* begin Data supplied *

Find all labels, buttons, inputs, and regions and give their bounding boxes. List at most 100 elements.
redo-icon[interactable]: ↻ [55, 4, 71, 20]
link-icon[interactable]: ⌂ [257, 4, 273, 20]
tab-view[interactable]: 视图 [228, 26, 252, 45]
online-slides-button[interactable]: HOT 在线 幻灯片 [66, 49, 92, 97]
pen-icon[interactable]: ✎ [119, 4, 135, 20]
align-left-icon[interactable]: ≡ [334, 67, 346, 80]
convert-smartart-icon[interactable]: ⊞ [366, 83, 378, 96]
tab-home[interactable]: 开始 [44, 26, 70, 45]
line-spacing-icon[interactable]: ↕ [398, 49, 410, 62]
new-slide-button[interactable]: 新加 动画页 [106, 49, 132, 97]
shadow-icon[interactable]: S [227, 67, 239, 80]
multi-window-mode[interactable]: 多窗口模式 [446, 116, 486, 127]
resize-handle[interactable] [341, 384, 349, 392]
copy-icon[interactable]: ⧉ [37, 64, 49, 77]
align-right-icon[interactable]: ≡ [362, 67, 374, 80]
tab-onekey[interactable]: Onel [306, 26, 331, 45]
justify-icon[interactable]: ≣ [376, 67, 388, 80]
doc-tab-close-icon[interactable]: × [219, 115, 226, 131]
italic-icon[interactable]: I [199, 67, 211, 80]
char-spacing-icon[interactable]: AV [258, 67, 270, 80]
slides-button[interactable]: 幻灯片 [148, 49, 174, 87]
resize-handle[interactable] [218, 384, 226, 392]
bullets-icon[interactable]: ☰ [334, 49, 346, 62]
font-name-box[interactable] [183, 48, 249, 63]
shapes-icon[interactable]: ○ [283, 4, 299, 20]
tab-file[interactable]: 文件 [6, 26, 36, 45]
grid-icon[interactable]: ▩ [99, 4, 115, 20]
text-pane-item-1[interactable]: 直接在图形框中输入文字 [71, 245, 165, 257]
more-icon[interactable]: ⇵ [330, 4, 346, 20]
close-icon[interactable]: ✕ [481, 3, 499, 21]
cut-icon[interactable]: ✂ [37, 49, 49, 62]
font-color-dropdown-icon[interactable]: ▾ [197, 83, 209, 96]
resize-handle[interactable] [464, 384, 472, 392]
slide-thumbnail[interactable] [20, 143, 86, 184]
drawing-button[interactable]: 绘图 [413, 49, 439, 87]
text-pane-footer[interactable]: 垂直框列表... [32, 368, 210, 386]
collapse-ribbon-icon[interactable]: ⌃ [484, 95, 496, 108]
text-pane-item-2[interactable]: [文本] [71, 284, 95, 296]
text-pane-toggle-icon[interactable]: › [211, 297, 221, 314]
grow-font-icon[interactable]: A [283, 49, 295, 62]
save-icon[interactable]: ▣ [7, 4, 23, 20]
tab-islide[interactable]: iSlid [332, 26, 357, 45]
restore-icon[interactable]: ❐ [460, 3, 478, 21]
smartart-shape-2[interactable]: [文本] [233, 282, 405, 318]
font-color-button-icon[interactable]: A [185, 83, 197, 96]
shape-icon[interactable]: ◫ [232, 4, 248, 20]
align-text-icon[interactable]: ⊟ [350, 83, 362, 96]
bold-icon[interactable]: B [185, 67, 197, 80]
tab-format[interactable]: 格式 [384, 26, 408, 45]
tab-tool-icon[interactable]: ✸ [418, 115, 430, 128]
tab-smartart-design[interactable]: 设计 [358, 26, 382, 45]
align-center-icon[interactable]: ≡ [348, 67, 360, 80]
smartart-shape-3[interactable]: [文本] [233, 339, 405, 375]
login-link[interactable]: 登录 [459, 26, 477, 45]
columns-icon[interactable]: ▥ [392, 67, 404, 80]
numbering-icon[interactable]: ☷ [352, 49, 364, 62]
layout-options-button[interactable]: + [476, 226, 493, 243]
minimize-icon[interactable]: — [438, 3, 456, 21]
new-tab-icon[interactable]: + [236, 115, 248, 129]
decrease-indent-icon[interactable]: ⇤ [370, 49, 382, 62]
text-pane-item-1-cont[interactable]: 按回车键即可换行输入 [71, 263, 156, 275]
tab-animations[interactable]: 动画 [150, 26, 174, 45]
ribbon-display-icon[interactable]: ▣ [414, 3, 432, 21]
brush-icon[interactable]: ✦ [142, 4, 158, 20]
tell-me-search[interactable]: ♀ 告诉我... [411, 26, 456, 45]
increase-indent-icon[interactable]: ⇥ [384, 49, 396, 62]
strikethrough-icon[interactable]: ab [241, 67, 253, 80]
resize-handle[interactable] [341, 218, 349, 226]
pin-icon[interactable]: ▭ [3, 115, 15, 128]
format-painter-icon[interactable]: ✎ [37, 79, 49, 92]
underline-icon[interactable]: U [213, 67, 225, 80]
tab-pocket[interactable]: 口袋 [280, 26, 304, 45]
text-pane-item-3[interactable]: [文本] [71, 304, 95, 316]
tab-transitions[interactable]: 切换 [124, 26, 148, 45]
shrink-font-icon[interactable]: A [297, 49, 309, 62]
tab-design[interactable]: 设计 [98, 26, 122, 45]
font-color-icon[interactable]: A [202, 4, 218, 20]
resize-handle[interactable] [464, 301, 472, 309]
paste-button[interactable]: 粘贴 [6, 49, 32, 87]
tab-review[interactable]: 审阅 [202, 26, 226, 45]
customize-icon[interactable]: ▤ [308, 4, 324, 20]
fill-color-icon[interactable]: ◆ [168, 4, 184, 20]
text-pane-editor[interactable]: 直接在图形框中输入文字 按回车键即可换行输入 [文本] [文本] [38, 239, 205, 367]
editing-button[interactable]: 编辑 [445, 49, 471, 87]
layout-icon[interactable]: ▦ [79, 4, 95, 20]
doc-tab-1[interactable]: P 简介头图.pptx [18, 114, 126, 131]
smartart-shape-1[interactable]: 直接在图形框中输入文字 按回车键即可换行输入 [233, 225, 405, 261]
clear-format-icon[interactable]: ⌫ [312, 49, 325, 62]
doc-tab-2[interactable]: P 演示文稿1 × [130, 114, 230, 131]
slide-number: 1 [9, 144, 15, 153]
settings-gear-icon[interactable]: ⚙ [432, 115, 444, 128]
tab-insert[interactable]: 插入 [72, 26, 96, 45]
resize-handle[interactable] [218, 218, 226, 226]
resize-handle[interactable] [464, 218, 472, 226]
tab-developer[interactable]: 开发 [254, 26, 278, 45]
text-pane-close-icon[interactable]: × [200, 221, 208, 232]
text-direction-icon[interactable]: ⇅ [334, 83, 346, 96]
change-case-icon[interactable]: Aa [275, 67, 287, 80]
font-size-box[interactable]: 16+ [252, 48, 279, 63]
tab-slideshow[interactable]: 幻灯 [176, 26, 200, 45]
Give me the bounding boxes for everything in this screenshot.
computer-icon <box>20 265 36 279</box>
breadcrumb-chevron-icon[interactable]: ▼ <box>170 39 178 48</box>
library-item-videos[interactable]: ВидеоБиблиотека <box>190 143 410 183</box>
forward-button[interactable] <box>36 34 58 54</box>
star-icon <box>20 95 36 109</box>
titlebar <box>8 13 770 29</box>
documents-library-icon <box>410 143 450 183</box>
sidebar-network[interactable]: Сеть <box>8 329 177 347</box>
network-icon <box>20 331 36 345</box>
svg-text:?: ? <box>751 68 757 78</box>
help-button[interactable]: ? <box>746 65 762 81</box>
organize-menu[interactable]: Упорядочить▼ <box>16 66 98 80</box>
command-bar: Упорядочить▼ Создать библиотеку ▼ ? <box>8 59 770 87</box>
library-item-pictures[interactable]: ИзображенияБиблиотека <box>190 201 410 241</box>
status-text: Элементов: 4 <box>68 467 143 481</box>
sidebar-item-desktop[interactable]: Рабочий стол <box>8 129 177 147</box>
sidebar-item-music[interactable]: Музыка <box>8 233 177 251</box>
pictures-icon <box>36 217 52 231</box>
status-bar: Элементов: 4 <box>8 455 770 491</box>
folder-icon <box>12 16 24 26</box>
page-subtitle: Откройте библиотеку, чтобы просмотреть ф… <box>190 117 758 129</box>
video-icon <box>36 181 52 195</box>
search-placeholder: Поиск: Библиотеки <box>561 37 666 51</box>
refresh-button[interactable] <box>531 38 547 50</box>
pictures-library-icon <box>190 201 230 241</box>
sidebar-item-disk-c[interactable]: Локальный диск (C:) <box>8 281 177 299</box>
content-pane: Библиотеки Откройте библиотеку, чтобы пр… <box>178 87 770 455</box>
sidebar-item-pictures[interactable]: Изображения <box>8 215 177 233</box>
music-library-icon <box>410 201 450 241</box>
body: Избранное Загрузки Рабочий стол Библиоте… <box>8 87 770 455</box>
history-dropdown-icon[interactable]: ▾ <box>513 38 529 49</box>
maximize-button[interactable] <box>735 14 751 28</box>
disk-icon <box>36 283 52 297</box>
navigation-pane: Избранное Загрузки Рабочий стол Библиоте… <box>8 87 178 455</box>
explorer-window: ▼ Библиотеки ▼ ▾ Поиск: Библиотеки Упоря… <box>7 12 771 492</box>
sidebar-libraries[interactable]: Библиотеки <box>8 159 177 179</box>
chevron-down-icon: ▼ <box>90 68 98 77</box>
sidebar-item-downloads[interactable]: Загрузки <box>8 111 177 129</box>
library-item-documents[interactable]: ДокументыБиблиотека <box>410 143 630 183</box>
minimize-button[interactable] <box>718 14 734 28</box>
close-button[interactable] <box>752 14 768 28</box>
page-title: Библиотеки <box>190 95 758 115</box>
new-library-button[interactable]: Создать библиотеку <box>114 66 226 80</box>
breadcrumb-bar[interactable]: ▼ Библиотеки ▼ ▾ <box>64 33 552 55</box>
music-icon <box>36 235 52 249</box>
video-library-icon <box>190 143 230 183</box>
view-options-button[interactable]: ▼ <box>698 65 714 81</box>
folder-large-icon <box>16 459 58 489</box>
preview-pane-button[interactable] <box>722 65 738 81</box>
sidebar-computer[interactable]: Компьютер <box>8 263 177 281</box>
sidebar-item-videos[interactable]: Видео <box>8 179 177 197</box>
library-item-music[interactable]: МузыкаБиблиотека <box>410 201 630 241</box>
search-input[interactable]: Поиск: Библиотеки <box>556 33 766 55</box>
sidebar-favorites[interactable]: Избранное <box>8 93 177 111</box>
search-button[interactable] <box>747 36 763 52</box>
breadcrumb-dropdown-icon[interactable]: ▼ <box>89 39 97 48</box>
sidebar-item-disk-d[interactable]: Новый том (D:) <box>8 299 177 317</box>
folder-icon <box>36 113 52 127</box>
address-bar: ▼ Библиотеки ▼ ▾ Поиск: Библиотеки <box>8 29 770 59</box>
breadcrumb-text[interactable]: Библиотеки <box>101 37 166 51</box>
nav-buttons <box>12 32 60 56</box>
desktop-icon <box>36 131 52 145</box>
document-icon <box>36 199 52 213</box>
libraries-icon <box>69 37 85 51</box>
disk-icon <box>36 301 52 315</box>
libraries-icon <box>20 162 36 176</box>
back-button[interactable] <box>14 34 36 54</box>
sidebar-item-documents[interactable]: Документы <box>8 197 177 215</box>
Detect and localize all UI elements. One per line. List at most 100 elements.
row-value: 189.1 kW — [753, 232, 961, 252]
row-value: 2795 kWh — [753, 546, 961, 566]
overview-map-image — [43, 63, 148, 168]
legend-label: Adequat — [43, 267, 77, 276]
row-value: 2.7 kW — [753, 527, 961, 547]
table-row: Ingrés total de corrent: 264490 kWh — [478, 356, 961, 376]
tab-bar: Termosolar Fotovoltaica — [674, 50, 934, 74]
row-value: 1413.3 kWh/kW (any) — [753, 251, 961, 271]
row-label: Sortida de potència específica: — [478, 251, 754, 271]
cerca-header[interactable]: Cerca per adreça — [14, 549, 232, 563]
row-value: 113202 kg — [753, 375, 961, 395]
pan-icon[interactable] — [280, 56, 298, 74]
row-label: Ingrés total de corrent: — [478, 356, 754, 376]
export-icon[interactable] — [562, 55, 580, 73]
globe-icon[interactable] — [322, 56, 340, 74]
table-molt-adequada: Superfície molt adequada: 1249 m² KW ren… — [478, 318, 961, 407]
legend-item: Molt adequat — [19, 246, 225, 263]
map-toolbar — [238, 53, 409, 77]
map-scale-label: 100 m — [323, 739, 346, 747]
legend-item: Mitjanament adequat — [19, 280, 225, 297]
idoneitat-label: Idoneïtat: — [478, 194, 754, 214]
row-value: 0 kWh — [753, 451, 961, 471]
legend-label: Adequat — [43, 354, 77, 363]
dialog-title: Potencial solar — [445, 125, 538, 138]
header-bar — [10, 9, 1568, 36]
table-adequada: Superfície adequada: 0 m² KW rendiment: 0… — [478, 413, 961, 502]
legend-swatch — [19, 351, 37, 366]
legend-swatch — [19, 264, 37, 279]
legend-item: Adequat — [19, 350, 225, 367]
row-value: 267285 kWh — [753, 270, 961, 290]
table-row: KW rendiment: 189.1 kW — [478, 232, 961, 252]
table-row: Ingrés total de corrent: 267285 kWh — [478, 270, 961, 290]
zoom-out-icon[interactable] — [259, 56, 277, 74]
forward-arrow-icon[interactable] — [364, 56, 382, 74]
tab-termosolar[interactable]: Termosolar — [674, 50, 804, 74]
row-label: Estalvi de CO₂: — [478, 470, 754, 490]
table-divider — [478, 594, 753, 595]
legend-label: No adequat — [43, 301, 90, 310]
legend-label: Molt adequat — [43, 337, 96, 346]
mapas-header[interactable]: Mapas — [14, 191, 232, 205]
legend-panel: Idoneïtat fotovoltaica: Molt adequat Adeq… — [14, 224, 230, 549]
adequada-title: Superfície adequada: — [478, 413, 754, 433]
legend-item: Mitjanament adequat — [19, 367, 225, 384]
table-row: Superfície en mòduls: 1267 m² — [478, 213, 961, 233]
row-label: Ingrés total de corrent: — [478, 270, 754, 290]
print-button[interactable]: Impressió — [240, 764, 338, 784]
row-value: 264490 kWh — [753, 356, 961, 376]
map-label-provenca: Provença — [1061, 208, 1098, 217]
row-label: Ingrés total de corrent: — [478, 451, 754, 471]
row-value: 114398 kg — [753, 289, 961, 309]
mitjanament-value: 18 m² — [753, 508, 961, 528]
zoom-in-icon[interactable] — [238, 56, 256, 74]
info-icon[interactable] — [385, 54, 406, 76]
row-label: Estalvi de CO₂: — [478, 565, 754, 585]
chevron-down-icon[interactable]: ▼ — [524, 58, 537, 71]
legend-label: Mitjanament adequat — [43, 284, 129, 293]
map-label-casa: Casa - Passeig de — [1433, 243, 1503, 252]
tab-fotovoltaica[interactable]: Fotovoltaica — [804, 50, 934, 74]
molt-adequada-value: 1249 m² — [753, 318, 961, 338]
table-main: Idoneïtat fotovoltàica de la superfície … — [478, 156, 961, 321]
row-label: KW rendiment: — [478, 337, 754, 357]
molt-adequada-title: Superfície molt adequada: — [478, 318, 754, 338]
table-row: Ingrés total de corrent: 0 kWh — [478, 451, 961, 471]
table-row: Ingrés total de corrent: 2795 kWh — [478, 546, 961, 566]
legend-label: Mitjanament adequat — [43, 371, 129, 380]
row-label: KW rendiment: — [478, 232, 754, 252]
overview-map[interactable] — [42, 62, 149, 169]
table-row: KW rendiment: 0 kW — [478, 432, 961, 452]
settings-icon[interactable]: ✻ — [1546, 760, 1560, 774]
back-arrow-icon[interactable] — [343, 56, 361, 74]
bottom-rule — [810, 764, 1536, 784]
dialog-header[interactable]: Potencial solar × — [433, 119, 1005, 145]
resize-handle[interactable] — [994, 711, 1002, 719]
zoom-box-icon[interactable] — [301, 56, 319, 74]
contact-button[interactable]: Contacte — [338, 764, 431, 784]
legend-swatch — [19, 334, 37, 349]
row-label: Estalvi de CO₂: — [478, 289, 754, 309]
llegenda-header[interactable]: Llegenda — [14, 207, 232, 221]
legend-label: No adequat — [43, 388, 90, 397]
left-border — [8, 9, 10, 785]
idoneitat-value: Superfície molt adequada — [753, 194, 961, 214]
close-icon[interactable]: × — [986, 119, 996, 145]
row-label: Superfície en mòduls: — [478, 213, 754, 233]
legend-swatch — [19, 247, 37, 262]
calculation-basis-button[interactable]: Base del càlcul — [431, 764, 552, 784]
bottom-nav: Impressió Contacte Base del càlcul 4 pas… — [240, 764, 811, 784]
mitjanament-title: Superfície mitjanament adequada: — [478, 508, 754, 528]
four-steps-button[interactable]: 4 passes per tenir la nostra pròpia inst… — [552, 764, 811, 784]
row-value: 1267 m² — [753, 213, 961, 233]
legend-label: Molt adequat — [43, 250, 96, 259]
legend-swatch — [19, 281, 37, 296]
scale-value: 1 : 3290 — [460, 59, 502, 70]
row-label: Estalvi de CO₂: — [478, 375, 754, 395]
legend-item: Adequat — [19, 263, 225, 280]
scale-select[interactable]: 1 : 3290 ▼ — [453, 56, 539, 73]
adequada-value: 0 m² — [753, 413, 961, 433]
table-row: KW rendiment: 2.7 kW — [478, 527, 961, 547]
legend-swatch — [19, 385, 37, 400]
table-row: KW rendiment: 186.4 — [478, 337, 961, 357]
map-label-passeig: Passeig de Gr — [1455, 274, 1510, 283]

* end Data supplied *

Task prompt:
Copy the lines above word for word, from the very first line through the one containing "collapse-ribbon-icon[interactable]: ⌃ [484, 95, 496, 108]", including both.

Written answer:
Find all labels, buttons, inputs, and regions and give their bounding boxes. List at most 100 elements.
redo-icon[interactable]: ↻ [55, 4, 71, 20]
link-icon[interactable]: ⌂ [257, 4, 273, 20]
tab-view[interactable]: 视图 [228, 26, 252, 45]
online-slides-button[interactable]: HOT 在线 幻灯片 [66, 49, 92, 97]
pen-icon[interactable]: ✎ [119, 4, 135, 20]
align-left-icon[interactable]: ≡ [334, 67, 346, 80]
convert-smartart-icon[interactable]: ⊞ [366, 83, 378, 96]
tab-home[interactable]: 开始 [44, 26, 70, 45]
line-spacing-icon[interactable]: ↕ [398, 49, 410, 62]
new-slide-button[interactable]: 新加 动画页 [106, 49, 132, 97]
shadow-icon[interactable]: S [227, 67, 239, 80]
multi-window-mode[interactable]: 多窗口模式 [446, 116, 486, 127]
resize-handle[interactable] [341, 384, 349, 392]
copy-icon[interactable]: ⧉ [37, 64, 49, 77]
align-right-icon[interactable]: ≡ [362, 67, 374, 80]
tab-onekey[interactable]: Onel [306, 26, 331, 45]
justify-icon[interactable]: ≣ [376, 67, 388, 80]
doc-tab-close-icon[interactable]: × [219, 115, 226, 131]
italic-icon[interactable]: I [199, 67, 211, 80]
char-spacing-icon[interactable]: AV [258, 67, 270, 80]
slides-button[interactable]: 幻灯片 [148, 49, 174, 87]
resize-handle[interactable] [218, 384, 226, 392]
bullets-icon[interactable]: ☰ [334, 49, 346, 62]
font-name-box[interactable] [183, 48, 249, 63]
shapes-icon[interactable]: ○ [283, 4, 299, 20]
tab-file[interactable]: 文件 [6, 26, 36, 45]
grid-icon[interactable]: ▩ [99, 4, 115, 20]
text-pane-item-1[interactable]: 直接在图形框中输入文字 [71, 245, 165, 257]
more-icon[interactable]: ⇵ [330, 4, 346, 20]
close-icon[interactable]: ✕ [481, 3, 499, 21]
cut-icon[interactable]: ✂ [37, 49, 49, 62]
font-color-dropdown-icon[interactable]: ▾ [197, 83, 209, 96]
resize-handle[interactable] [464, 384, 472, 392]
slide-thumbnail[interactable] [20, 143, 86, 184]
drawing-button[interactable]: 绘图 [413, 49, 439, 87]
text-pane-footer[interactable]: 垂直框列表... [32, 368, 210, 386]
collapse-ribbon-icon[interactable]: ⌃ [484, 95, 496, 108]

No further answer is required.